**WHAT THE TASK ASKS**
Find every line with the word "элементами" and give their count, nothing else.

Data excerpts:
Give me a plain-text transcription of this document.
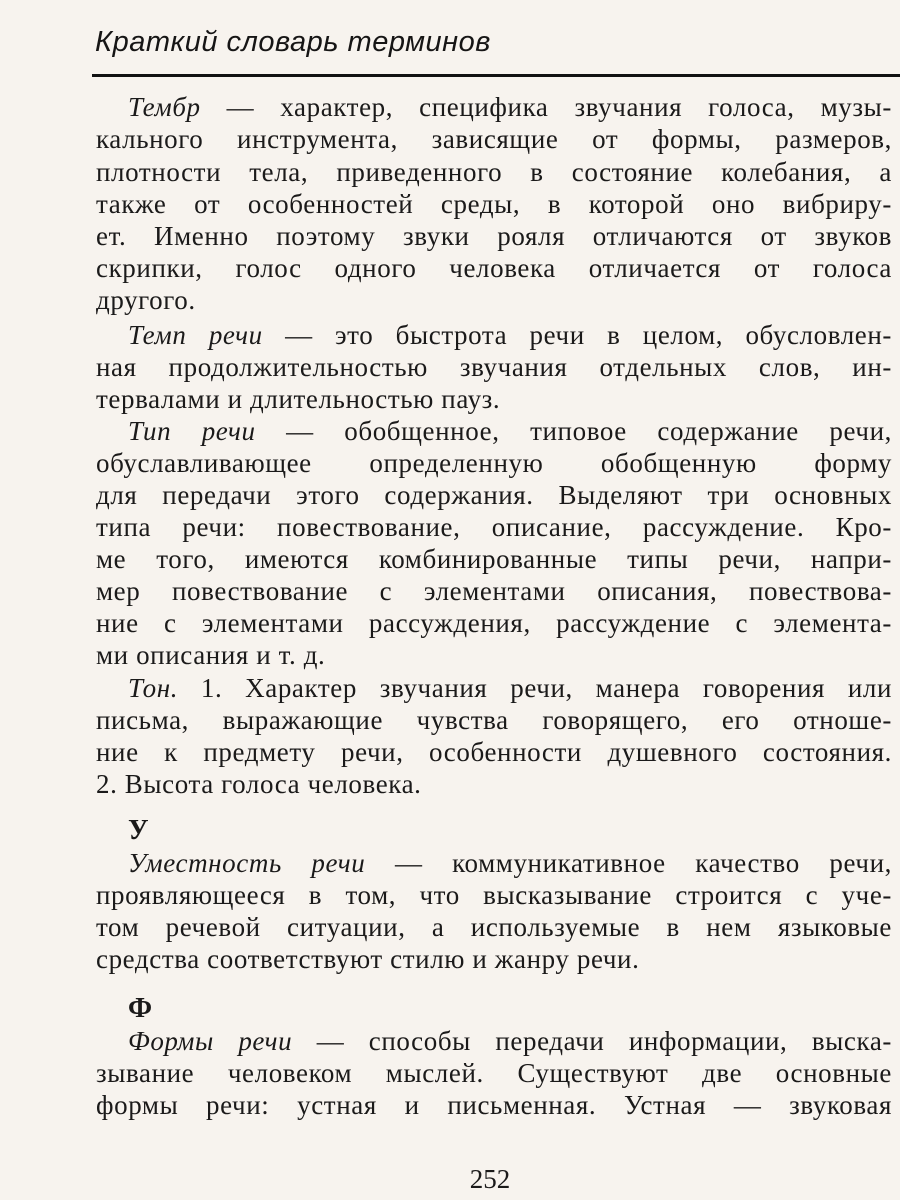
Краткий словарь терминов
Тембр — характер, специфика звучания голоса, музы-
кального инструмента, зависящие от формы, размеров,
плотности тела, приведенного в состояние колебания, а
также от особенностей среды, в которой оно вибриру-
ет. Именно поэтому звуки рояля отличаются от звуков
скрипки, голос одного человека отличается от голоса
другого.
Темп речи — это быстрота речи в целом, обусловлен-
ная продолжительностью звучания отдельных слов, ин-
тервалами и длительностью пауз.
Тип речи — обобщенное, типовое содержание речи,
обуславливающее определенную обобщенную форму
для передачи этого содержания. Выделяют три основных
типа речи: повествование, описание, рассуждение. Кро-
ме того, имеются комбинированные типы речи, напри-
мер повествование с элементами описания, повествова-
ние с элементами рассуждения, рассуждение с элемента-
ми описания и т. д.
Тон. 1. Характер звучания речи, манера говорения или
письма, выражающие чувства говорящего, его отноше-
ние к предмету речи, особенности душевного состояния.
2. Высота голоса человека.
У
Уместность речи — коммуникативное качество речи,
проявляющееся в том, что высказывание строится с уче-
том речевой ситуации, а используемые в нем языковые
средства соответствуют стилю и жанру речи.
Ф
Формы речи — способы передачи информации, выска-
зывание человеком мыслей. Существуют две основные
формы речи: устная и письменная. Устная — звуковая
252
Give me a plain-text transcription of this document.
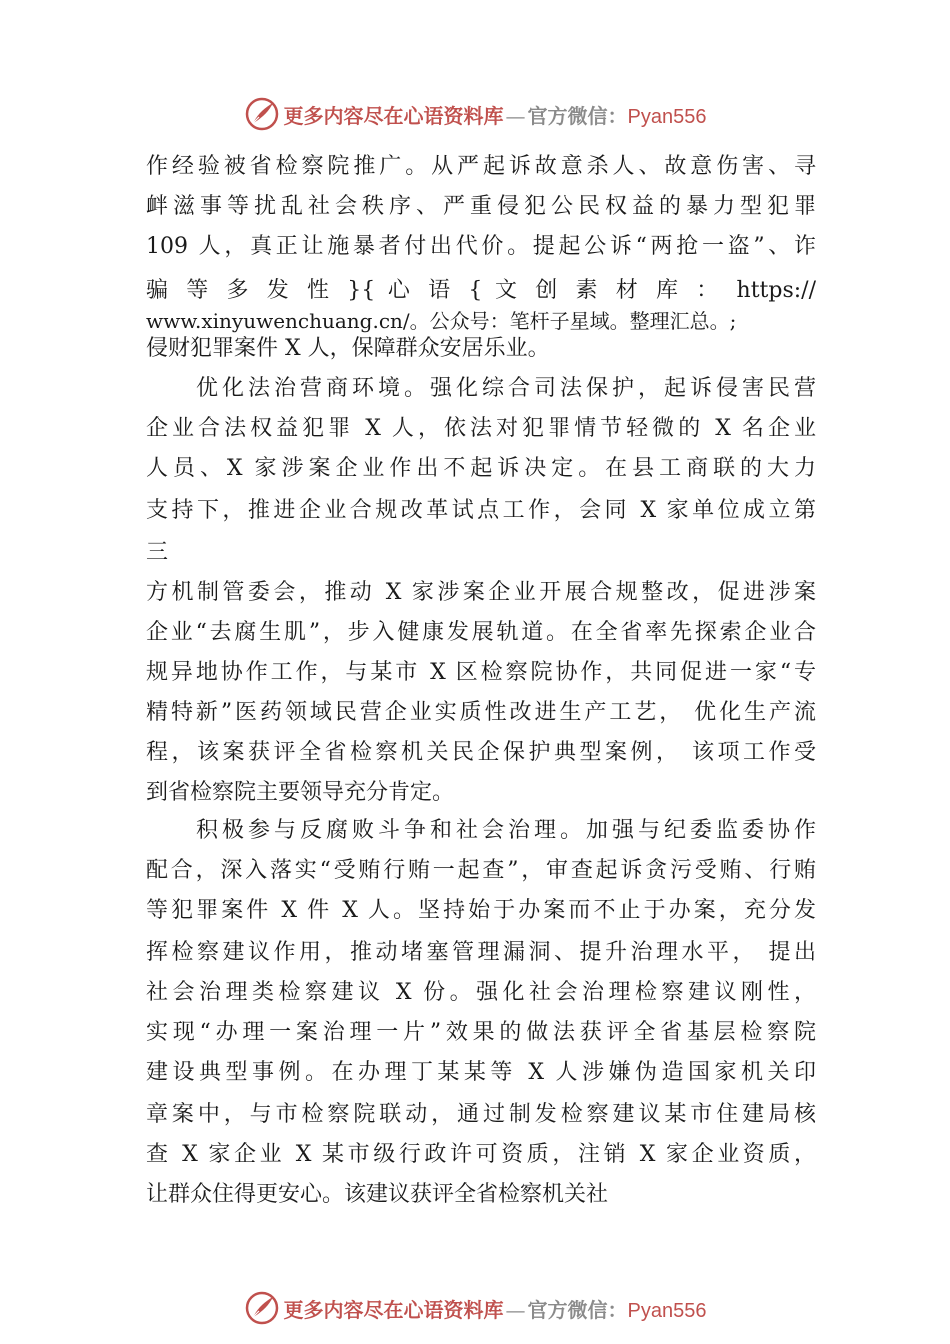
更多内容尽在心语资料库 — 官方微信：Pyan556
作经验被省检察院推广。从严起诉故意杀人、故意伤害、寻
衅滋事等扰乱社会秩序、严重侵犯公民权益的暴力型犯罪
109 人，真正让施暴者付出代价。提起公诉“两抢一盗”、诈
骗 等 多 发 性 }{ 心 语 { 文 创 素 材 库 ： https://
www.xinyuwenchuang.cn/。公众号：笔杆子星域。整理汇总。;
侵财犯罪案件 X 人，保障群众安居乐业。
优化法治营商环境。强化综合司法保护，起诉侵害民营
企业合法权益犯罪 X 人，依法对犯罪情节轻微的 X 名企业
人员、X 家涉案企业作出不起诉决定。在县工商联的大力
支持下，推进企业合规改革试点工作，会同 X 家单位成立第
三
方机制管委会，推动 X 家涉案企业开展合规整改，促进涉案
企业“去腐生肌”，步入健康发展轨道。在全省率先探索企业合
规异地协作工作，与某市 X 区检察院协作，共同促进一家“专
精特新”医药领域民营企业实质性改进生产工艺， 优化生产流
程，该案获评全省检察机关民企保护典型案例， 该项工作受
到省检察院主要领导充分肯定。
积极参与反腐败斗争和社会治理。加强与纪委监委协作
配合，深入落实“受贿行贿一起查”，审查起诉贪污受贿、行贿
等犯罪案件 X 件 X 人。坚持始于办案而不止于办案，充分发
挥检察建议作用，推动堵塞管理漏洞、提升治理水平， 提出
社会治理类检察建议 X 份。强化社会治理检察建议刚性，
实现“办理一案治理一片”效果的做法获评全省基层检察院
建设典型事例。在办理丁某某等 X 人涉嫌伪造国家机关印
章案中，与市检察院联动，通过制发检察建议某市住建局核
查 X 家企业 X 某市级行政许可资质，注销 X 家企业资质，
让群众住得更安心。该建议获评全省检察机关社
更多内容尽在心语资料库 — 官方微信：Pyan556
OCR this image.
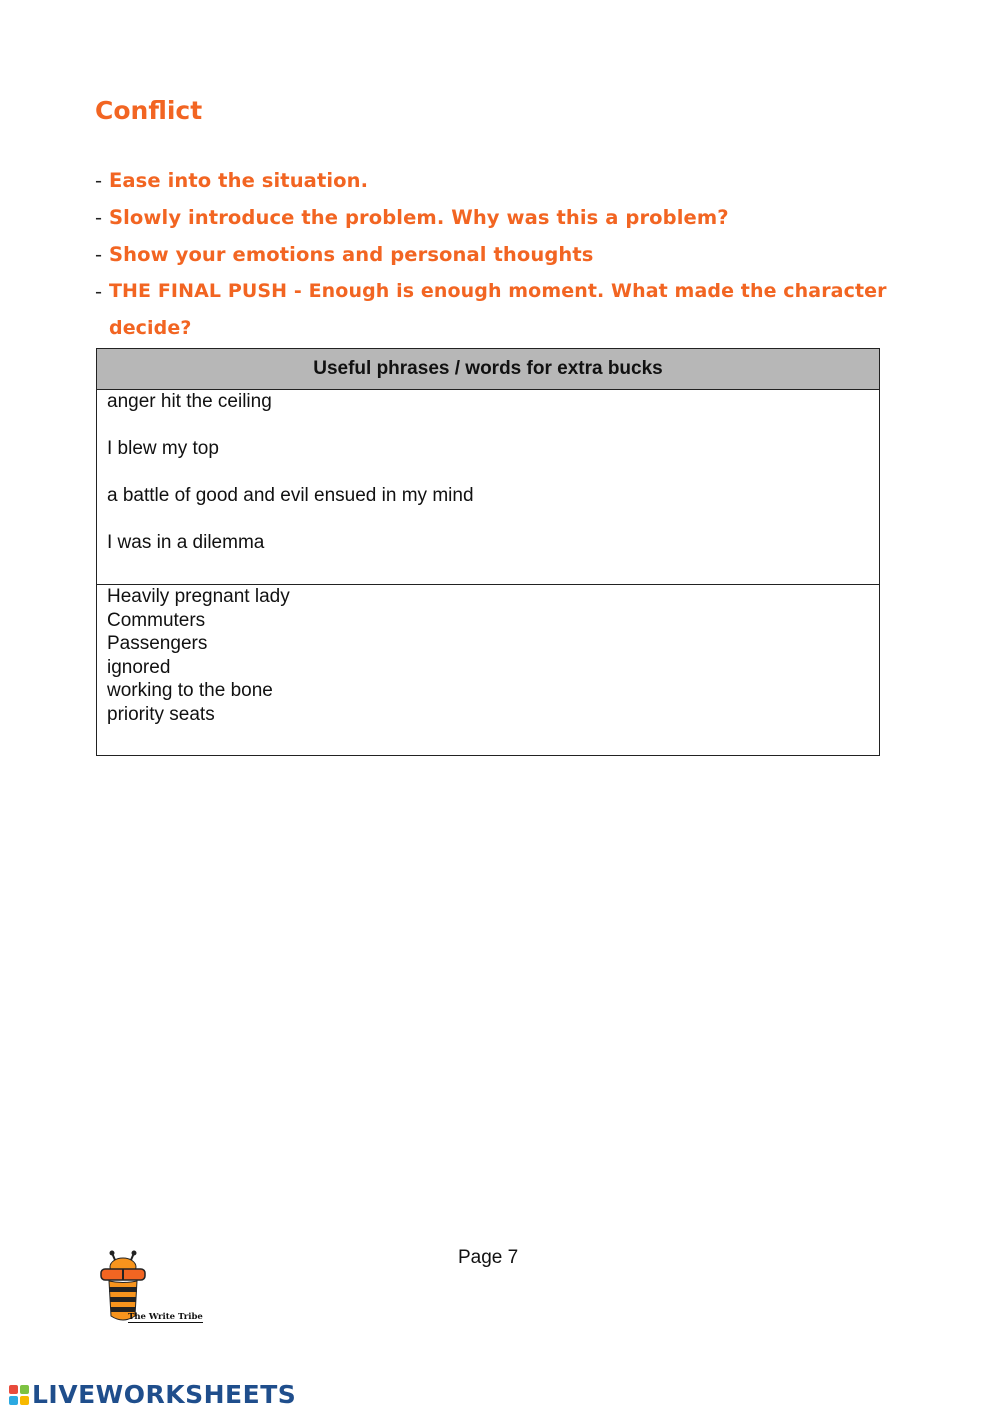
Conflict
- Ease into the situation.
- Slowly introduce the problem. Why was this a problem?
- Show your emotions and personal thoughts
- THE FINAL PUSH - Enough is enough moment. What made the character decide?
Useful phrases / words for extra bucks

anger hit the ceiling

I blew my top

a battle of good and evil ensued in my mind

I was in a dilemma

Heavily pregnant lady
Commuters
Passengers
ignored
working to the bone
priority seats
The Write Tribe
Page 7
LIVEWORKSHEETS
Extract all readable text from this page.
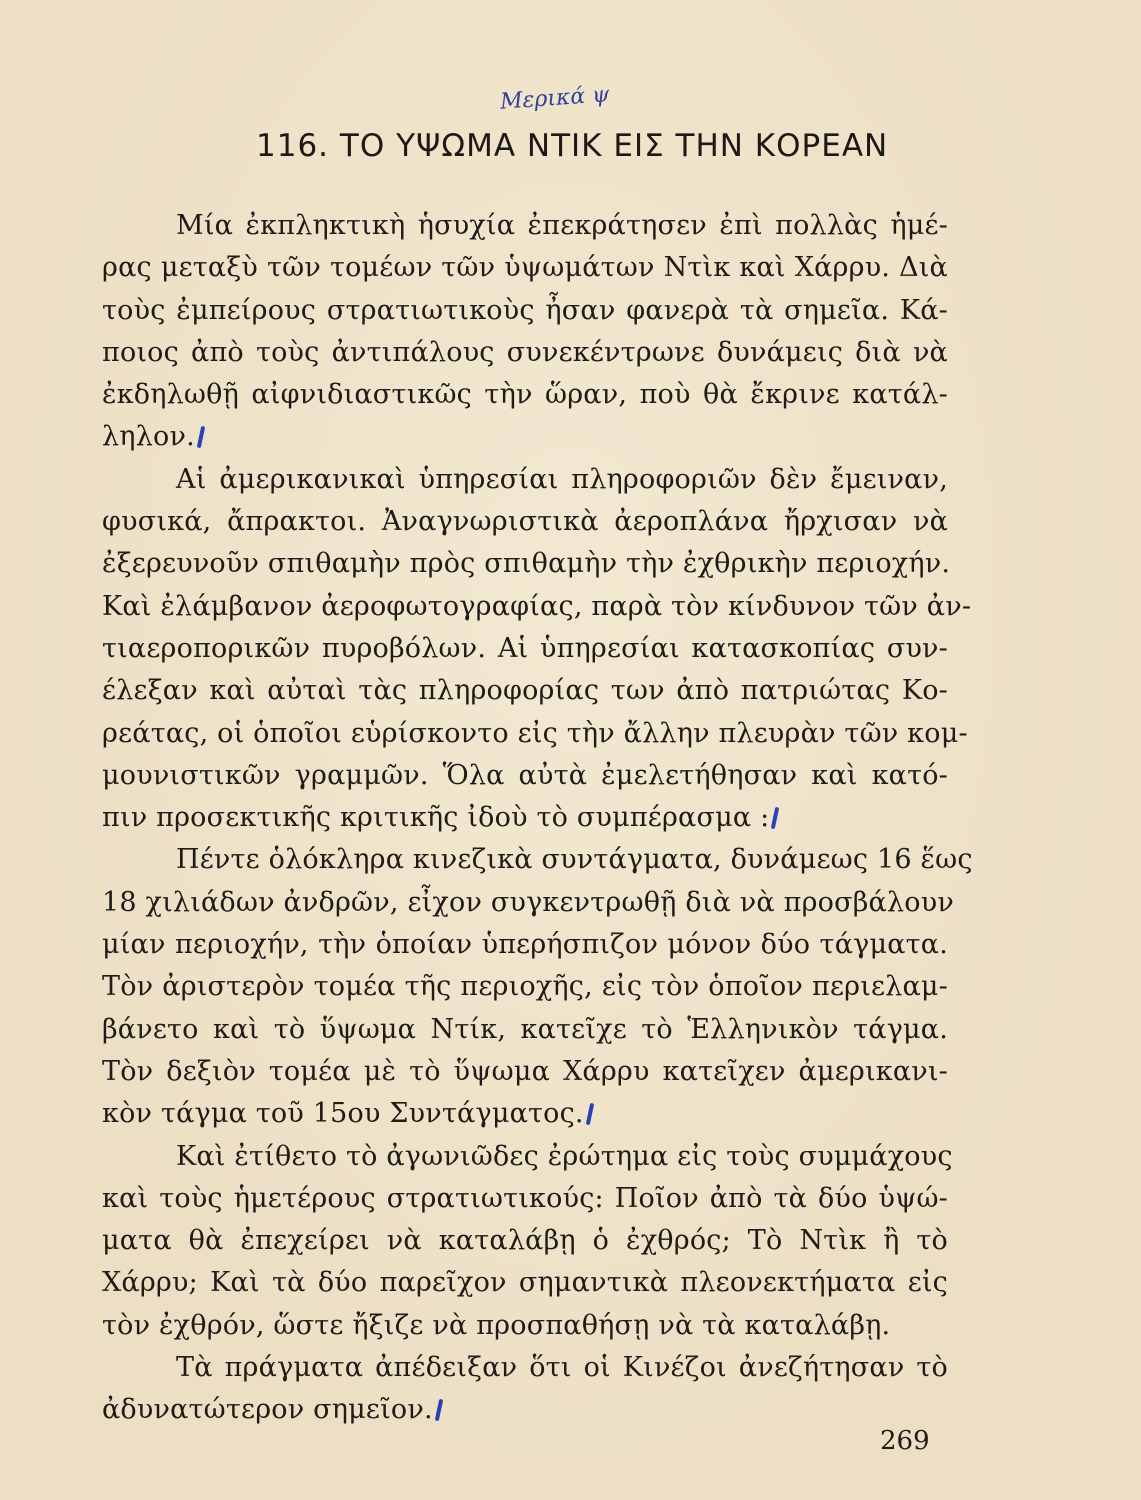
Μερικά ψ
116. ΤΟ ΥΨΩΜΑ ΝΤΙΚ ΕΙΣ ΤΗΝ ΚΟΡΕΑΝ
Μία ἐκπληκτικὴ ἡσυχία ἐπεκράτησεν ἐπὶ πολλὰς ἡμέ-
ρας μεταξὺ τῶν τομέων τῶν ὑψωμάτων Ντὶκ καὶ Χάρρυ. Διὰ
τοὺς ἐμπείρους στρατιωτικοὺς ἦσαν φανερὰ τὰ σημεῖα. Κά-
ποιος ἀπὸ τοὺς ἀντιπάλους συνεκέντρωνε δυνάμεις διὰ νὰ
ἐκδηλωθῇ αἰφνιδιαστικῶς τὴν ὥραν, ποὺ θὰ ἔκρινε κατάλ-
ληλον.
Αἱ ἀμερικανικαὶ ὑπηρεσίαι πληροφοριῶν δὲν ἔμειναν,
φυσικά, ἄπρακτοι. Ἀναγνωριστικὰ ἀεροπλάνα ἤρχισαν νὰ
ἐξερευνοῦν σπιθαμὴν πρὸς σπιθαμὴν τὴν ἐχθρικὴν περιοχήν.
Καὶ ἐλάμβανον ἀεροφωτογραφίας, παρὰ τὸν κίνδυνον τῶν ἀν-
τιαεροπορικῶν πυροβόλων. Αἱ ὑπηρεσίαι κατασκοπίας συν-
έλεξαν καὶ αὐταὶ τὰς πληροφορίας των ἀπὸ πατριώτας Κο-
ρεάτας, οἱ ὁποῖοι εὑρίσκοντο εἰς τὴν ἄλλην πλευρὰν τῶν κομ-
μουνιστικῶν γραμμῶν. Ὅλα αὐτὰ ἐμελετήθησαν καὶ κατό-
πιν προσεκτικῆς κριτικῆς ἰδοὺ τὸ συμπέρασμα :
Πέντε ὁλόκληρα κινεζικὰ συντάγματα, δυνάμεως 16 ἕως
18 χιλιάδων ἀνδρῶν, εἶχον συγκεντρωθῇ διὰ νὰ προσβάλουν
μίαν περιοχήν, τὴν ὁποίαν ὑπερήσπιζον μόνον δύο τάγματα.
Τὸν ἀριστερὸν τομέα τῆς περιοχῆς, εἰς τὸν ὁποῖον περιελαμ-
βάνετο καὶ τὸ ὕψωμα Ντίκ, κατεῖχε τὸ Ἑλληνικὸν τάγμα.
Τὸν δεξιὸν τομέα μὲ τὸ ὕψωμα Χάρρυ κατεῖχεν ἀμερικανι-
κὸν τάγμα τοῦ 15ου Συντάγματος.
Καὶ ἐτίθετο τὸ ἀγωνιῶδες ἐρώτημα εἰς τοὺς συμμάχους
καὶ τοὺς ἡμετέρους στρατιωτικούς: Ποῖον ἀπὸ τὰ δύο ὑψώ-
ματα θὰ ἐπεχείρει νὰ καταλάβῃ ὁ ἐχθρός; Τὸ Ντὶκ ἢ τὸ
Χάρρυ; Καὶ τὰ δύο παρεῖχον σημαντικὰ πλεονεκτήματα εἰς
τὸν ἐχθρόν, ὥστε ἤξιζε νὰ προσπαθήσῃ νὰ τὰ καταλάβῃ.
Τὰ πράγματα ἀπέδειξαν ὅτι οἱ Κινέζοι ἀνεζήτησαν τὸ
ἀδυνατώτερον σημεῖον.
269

**RESULT OF THIS EXERCISE**
2